| BRIEF |
Reproduce every line of the entries below word for word, keeping each in its original order.
********************
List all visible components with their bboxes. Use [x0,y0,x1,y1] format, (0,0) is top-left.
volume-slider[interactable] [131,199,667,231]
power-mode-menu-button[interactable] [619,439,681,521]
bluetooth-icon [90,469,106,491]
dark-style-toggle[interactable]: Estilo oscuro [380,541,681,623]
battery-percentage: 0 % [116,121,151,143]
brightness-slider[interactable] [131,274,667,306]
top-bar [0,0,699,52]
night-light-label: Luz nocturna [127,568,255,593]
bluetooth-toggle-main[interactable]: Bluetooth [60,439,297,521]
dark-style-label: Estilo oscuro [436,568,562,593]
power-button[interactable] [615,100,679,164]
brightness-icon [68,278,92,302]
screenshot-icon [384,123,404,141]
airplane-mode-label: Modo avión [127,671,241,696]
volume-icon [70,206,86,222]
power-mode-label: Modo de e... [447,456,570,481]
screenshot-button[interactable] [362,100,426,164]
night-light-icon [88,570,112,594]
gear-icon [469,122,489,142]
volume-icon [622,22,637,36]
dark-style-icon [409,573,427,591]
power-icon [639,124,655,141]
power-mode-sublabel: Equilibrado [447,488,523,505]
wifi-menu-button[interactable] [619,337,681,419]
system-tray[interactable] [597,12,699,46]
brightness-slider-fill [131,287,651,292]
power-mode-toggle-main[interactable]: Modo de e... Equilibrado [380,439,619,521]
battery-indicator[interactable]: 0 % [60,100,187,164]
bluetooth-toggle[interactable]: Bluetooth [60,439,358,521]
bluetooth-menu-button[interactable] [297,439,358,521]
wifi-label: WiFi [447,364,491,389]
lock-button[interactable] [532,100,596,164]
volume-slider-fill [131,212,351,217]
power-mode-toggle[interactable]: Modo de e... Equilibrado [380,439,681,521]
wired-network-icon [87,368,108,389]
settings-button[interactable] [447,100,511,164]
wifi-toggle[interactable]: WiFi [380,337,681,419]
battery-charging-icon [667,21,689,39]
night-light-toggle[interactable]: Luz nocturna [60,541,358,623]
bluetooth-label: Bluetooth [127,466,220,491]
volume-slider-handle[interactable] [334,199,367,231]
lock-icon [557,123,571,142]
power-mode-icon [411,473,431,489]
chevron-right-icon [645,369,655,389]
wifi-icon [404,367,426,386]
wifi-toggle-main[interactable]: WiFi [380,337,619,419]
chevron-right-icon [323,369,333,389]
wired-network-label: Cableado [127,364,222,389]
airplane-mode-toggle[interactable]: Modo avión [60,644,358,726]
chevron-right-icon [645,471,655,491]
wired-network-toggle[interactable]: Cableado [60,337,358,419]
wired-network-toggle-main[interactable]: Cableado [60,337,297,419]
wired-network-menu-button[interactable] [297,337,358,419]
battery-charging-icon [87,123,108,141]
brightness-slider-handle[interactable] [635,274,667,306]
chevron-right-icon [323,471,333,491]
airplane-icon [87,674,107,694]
********************
| WRITTEN RESPONSE |
List all visible components with their bboxes. Use [x0,y0,x1,y1] format, (0,0) is top-left.
volume-slider[interactable] [131,199,667,231]
power-mode-menu-button[interactable] [619,439,681,521]
bluetooth-icon [90,469,106,491]
dark-style-toggle[interactable]: Estilo oscuro [380,541,681,623]
battery-percentage: 0 % [116,121,151,143]
brightness-slider[interactable] [131,274,667,306]
top-bar [0,0,699,52]
night-light-label: Luz nocturna [127,568,255,593]
bluetooth-toggle-main[interactable]: Bluetooth [60,439,297,521]
dark-style-label: Estilo oscuro [436,568,562,593]
power-button[interactable] [615,100,679,164]
brightness-icon [68,278,92,302]
screenshot-icon [384,123,404,141]
airplane-mode-label: Modo avión [127,671,241,696]
volume-icon [70,206,86,222]
power-mode-label: Modo de e... [447,456,570,481]
screenshot-button[interactable] [362,100,426,164]
night-light-icon [88,570,112,594]
gear-icon [469,122,489,142]
volume-icon [622,22,637,36]
dark-style-icon [409,573,427,591]
power-icon [639,124,655,141]
power-mode-sublabel: Equilibrado [447,488,523,505]
wifi-menu-button[interactable] [619,337,681,419]
system-tray[interactable] [597,12,699,46]
brightness-slider-fill [131,287,651,292]
power-mode-toggle-main[interactable]: Modo de e... Equilibrado [380,439,619,521]
battery-indicator[interactable]: 0 % [60,100,187,164]
bluetooth-toggle[interactable]: Bluetooth [60,439,358,521]
bluetooth-menu-button[interactable] [297,439,358,521]
wifi-label: WiFi [447,364,491,389]
lock-button[interactable] [532,100,596,164]
volume-slider-fill [131,212,351,217]
power-mode-toggle[interactable]: Modo de e... Equilibrado [380,439,681,521]
wired-network-icon [87,368,108,389]
settings-button[interactable] [447,100,511,164]
wifi-toggle[interactable]: WiFi [380,337,681,419]
battery-charging-icon [667,21,689,39]
night-light-toggle[interactable]: Luz nocturna [60,541,358,623]
bluetooth-label: Bluetooth [127,466,220,491]
volume-slider-handle[interactable] [334,199,367,231]
lock-icon [557,123,571,142]
power-mode-icon [411,473,431,489]
chevron-right-icon [645,369,655,389]
wifi-icon [404,367,426,386]
wifi-toggle-main[interactable]: WiFi [380,337,619,419]
chevron-right-icon [323,369,333,389]
wired-network-label: Cableado [127,364,222,389]
airplane-mode-toggle[interactable]: Modo avión [60,644,358,726]
chevron-right-icon [645,471,655,491]
wired-network-toggle[interactable]: Cableado [60,337,358,419]
wired-network-toggle-main[interactable]: Cableado [60,337,297,419]
wired-network-menu-button[interactable] [297,337,358,419]
battery-charging-icon [87,123,108,141]
brightness-slider-handle[interactable] [635,274,667,306]
chevron-right-icon [323,471,333,491]
airplane-icon [87,674,107,694]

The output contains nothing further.